• _WHAT IS ASKED_: Copy out every line exactly, passing over the pictures.

• _DATA ROWS_:
※

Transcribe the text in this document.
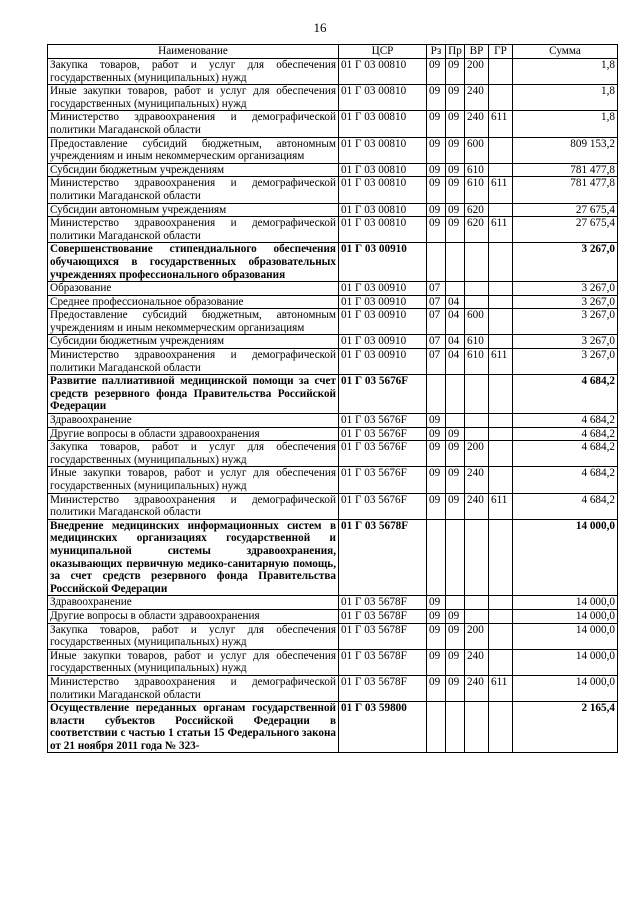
16
Наименование	ЦСР	Рз	Пр	ВР	ГР	Сумма
Закупка товаров, работ и услуг для обеспечения государственных (муниципальных) нужд	01 Г 03 00810	09	09	200		1,8
Иные закупки товаров, работ и услуг для обеспечения государственных (муниципальных) нужд	01 Г 03 00810	09	09	240		1,8
Министерство здравоохранения и демографической политики Магаданской области	01 Г 03 00810	09	09	240	611	1,8
Предоставление субсидий бюджетным, автономным учреждениям и иным некоммерческим организациям	01 Г 03 00810	09	09	600		809 153,2
Субсидии бюджетным учреждениям	01 Г 03 00810	09	09	610		781 477,8
Министерство здравоохранения и демографической политики Магаданской области	01 Г 03 00810	09	09	610	611	781 477,8
Субсидии автономным учреждениям	01 Г 03 00810	09	09	620		27 675,4
Министерство здравоохранения и демографической политики Магаданской области	01 Г 03 00810	09	09	620	611	27 675,4
Совершенствование стипендиального обеспечения обучающихся в государственных образовательных учреждениях профессионального образования	01 Г 03 00910					3 267,0
Образование	01 Г 03 00910	07				3 267,0
Среднее профессиональное образование	01 Г 03 00910	07	04			3 267,0
Предоставление субсидий бюджетным, автономным учреждениям и иным некоммерческим организациям	01 Г 03 00910	07	04	600		3 267,0
Субсидии бюджетным учреждениям	01 Г 03 00910	07	04	610		3 267,0
Министерство здравоохранения и демографической политики Магаданской области	01 Г 03 00910	07	04	610	611	3 267,0
Развитие паллиативной медицинской помощи за счет средств резервного фонда Правительства Российской Федерации	01 Г 03 5676F					4 684,2
Здравоохранение	01 Г 03 5676F	09				4 684,2
Другие вопросы в области здравоохранения	01 Г 03 5676F	09	09			4 684,2
Закупка товаров, работ и услуг для обеспечения государственных (муниципальных) нужд	01 Г 03 5676F	09	09	200		4 684,2
Иные закупки товаров, работ и услуг для обеспечения государственных (муниципальных) нужд	01 Г 03 5676F	09	09	240		4 684,2
Министерство здравоохранения и демографической политики Магаданской области	01 Г 03 5676F	09	09	240	611	4 684,2
Внедрение медицинских информационных систем в медицинских организациях государственной и муниципальной системы здравоохранения, оказывающих первичную медико-санитарную помощь, за счет средств резервного фонда Правительства Российской Федерации	01 Г 03 5678F					14 000,0
Здравоохранение	01 Г 03 5678F	09				14 000,0
Другие вопросы в области здравоохранения	01 Г 03 5678F	09	09			14 000,0
Закупка товаров, работ и услуг для обеспечения государственных (муниципальных) нужд	01 Г 03 5678F	09	09	200		14 000,0
Иные закупки товаров, работ и услуг для обеспечения государственных (муниципальных) нужд	01 Г 03 5678F	09	09	240		14 000,0
Министерство здравоохранения и демографической политики Магаданской области	01 Г 03 5678F	09	09	240	611	14 000,0
Осуществление переданных органам государственной власти субъектов Российской Федерации в соответствии с частью 1 статьи 15 Федерального закона от 21 ноября 2011 года № 323-	01 Г 03 59800					2 165,4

※

• _WRITTEN RESPONSE_:
Transcribe the text in this document.
16
Наименование	ЦСР	Рз	Пр	ВР	ГР	Сумма
Закупка товаров, работ и услуг для обеспечения государственных (муниципальных) нужд	01 Г 03 00810	09	09	200		1,8
Иные закупки товаров, работ и услуг для обеспечения государственных (муниципальных) нужд	01 Г 03 00810	09	09	240		1,8
Министерство здравоохранения и демографической политики Магаданской области	01 Г 03 00810	09	09	240	611	1,8
Предоставление субсидий бюджетным, автономным учреждениям и иным некоммерческим организациям	01 Г 03 00810	09	09	600		809 153,2
Субсидии бюджетным учреждениям	01 Г 03 00810	09	09	610		781 477,8
Министерство здравоохранения и демографической политики Магаданской области	01 Г 03 00810	09	09	610	611	781 477,8
Субсидии автономным учреждениям	01 Г 03 00810	09	09	620		27 675,4
Министерство здравоохранения и демографической политики Магаданской области	01 Г 03 00810	09	09	620	611	27 675,4
Совершенствование стипендиального обеспечения обучающихся в государственных образовательных учреждениях профессионального образования	01 Г 03 00910					3 267,0
Образование	01 Г 03 00910	07				3 267,0
Среднее профессиональное образование	01 Г 03 00910	07	04			3 267,0
Предоставление субсидий бюджетным, автономным учреждениям и иным некоммерческим организациям	01 Г 03 00910	07	04	600		3 267,0
Субсидии бюджетным учреждениям	01 Г 03 00910	07	04	610		3 267,0
Министерство здравоохранения и демографической политики Магаданской области	01 Г 03 00910	07	04	610	611	3 267,0
Развитие паллиативной медицинской помощи за счет средств резервного фонда Правительства Российской Федерации	01 Г 03 5676F					4 684,2
Здравоохранение	01 Г 03 5676F	09				4 684,2
Другие вопросы в области здравоохранения	01 Г 03 5676F	09	09			4 684,2
Закупка товаров, работ и услуг для обеспечения государственных (муниципальных) нужд	01 Г 03 5676F	09	09	200		4 684,2
Иные закупки товаров, работ и услуг для обеспечения государственных (муниципальных) нужд	01 Г 03 5676F	09	09	240		4 684,2
Министерство здравоохранения и демографической политики Магаданской области	01 Г 03 5676F	09	09	240	611	4 684,2
Внедрение медицинских информационных систем в медицинских организациях государственной и муниципальной системы здравоохранения, оказывающих первичную медико-санитарную помощь, за счет средств резервного фонда Правительства Российской Федерации	01 Г 03 5678F					14 000,0
Здравоохранение	01 Г 03 5678F	09				14 000,0
Другие вопросы в области здравоохранения	01 Г 03 5678F	09	09			14 000,0
Закупка товаров, работ и услуг для обеспечения государственных (муниципальных) нужд	01 Г 03 5678F	09	09	200		14 000,0
Иные закупки товаров, работ и услуг для обеспечения государственных (муниципальных) нужд	01 Г 03 5678F	09	09	240		14 000,0
Министерство здравоохранения и демографической политики Магаданской области	01 Г 03 5678F	09	09	240	611	14 000,0
Осуществление переданных органам государственной власти субъектов Российской Федерации в соответствии с частью 1 статьи 15 Федерального закона от 21 ноября 2011 года № 323-	01 Г 03 59800					2 165,4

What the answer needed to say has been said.